Copy every record word for word.

━━━━━━

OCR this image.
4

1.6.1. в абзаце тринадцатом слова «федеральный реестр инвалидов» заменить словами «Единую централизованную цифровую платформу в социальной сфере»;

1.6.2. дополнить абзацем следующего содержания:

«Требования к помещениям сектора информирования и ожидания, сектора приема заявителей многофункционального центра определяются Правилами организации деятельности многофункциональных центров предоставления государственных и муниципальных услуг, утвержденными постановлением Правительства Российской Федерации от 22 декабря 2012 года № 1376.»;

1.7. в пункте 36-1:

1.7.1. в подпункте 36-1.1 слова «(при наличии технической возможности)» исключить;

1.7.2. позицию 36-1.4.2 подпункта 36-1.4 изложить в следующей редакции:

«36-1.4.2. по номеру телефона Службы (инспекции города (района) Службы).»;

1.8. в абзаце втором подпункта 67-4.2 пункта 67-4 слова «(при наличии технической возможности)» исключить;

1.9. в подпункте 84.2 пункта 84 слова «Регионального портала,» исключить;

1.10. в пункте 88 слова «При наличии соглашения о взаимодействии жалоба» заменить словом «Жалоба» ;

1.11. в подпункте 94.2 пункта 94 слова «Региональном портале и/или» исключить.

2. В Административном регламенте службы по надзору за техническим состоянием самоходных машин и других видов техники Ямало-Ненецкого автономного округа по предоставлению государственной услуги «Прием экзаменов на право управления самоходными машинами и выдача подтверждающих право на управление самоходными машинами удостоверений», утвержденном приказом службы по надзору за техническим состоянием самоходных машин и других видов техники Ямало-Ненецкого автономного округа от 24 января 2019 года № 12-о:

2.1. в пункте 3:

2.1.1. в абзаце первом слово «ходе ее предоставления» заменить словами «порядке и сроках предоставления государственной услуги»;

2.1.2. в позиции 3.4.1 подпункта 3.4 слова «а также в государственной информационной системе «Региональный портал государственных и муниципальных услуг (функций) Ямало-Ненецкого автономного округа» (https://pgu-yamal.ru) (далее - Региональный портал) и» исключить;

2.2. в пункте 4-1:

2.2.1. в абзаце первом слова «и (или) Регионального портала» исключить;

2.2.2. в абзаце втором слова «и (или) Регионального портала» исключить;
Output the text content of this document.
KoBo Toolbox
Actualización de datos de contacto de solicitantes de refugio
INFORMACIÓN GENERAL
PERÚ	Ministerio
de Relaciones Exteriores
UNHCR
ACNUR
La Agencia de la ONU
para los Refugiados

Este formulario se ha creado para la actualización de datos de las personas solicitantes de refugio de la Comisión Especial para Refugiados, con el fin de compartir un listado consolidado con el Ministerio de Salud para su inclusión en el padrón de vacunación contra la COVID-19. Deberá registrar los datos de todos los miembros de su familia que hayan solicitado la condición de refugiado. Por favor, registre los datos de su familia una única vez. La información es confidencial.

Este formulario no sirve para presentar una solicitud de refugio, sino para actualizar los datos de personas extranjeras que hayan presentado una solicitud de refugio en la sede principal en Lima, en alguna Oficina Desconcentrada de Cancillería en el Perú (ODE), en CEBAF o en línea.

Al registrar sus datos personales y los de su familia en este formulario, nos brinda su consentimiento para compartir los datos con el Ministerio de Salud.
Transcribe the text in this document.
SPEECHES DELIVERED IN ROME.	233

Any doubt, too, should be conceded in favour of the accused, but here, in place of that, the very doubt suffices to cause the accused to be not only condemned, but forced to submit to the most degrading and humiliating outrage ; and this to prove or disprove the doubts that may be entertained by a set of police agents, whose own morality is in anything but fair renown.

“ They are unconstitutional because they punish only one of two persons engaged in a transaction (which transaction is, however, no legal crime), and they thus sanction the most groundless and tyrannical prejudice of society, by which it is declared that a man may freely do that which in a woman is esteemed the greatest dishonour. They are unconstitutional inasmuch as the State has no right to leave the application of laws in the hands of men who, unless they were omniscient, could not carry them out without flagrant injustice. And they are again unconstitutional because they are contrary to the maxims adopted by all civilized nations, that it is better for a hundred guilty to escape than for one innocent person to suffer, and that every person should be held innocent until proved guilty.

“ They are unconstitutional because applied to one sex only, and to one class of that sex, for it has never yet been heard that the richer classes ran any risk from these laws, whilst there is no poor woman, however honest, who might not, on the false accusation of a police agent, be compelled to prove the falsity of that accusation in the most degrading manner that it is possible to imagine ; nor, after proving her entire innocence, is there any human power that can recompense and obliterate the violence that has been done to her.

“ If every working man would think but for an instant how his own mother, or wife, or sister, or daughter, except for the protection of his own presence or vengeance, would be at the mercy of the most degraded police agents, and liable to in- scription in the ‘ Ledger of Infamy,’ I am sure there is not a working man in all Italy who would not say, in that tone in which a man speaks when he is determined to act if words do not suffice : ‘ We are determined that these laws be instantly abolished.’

━━━━━━

- ANSWER TO THIS PROBLEM
OCR this image.
4

1.6.1. в абзаце тринадцатом слова «федеральный реестр инвалидов» заменить словами «Единую централизованную цифровую платформу в социальной сфере»;

1.6.2. дополнить абзацем следующего содержания:

«Требования к помещениям сектора информирования и ожидания, сектора приема заявителей многофункционального центра определяются Правилами организации деятельности многофункциональных центров предоставления государственных и муниципальных услуг, утвержденными постановлением Правительства Российской Федерации от 22 декабря 2012 года № 1376.»;

1.7. в пункте 36-1:

1.7.1. в подпункте 36-1.1 слова «(при наличии технической возможности)» исключить;

1.7.2. позицию 36-1.4.2 подпункта 36-1.4 изложить в следующей редакции:

«36-1.4.2. по номеру телефона Службы (инспекции города (района) Службы).»;

1.8. в абзаце втором подпункта 67-4.2 пункта 67-4 слова «(при наличии технической возможности)» исключить;

1.9. в подпункте 84.2 пункта 84 слова «Регионального портала,» исключить;

1.10. в пункте 88 слова «При наличии соглашения о взаимодействии жалоба» заменить словом «Жалоба» ;

1.11. в подпункте 94.2 пункта 94 слова «Региональном портале и/или» исключить.

2. В Административном регламенте службы по надзору за техническим состоянием самоходных машин и других видов техники Ямало-Ненецкого автономного округа по предоставлению государственной услуги «Прием экзаменов на право управления самоходными машинами и выдача подтверждающих право на управление самоходными машинами удостоверений», утвержденном приказом службы по надзору за техническим состоянием самоходных машин и других видов техники Ямало-Ненецкого автономного округа от 24 января 2019 года № 12-о:

2.1. в пункте 3:

2.1.1. в абзаце первом слово «ходе ее предоставления» заменить словами «порядке и сроках предоставления государственной услуги»;

2.1.2. в позиции 3.4.1 подпункта 3.4 слова «а также в государственной информационной системе «Региональный портал государственных и муниципальных услуг (функций) Ямало-Ненецкого автономного округа» (https://pgu-yamal.ru) (далее - Региональный портал) и» исключить;

2.2. в пункте 4-1:

2.2.1. в абзаце первом слова «и (или) Регионального портала» исключить;

2.2.2. в абзаце втором слова «и (или) Регионального портала» исключить;
Output the text content of this document.
KoBo Toolbox
Actualización de datos de contacto de solicitantes de refugio
INFORMACIÓN GENERAL
PERÚ	Ministerio
de Relaciones Exteriores
UNHCR
ACNUR
La Agencia de la ONU
para los Refugiados

Este formulario se ha creado para la actualización de datos de las personas solicitantes de refugio de la Comisión Especial para Refugiados, con el fin de compartir un listado consolidado con el Ministerio de Salud para su inclusión en el padrón de vacunación contra la COVID-19. Deberá registrar los datos de todos los miembros de su familia que hayan solicitado la condición de refugiado. Por favor, registre los datos de su familia una única vez. La información es confidencial.

Este formulario no sirve para presentar una solicitud de refugio, sino para actualizar los datos de personas extranjeras que hayan presentado una solicitud de refugio en la sede principal en Lima, en alguna Oficina Desconcentrada de Cancillería en el Perú (ODE), en CEBAF o en línea.

Al registrar sus datos personales y los de su familia en este formulario, nos brinda su consentimiento para compartir los datos con el Ministerio de Salud.
Transcribe the text in this document.
SPEECHES DELIVERED IN ROME.	233

Any doubt, too, should be conceded in favour of the accused, but here, in place of that, the very doubt suffices to cause the accused to be not only condemned, but forced to submit to the most degrading and humiliating outrage ; and this to prove or disprove the doubts that may be entertained by a set of police agents, whose own morality is in anything but fair renown.

“ They are unconstitutional because they punish only one of two persons engaged in a transaction (which transaction is, however, no legal crime), and they thus sanction the most groundless and tyrannical prejudice of society, by which it is declared that a man may freely do that which in a woman is esteemed the greatest dishonour. They are unconstitutional inasmuch as the State has no right to leave the application of laws in the hands of men who, unless they were omniscient, could not carry them out without flagrant injustice. And they are again unconstitutional because they are contrary to the maxims adopted by all civilized nations, that it is better for a hundred guilty to escape than for one innocent person to suffer, and that every person should be held innocent until proved guilty.

“ They are unconstitutional because applied to one sex only, and to one class of that sex, for it has never yet been heard that the richer classes ran any risk from these laws, whilst there is no poor woman, however honest, who might not, on the false accusation of a police agent, be compelled to prove the falsity of that accusation in the most degrading manner that it is possible to imagine ; nor, after proving her entire innocence, is there any human power that can recompense and obliterate the violence that has been done to her.

“ If every working man would think but for an instant how his own mother, or wife, or sister, or daughter, except for the protection of his own presence or vengeance, would be at the mercy of the most degraded police agents, and liable to in- scription in the ‘ Ledger of Infamy,’ I am sure there is not a working man in all Italy who would not say, in that tone in which a man speaks when he is determined to act if words do not suffice : ‘ We are determined that these laws be instantly abolished.’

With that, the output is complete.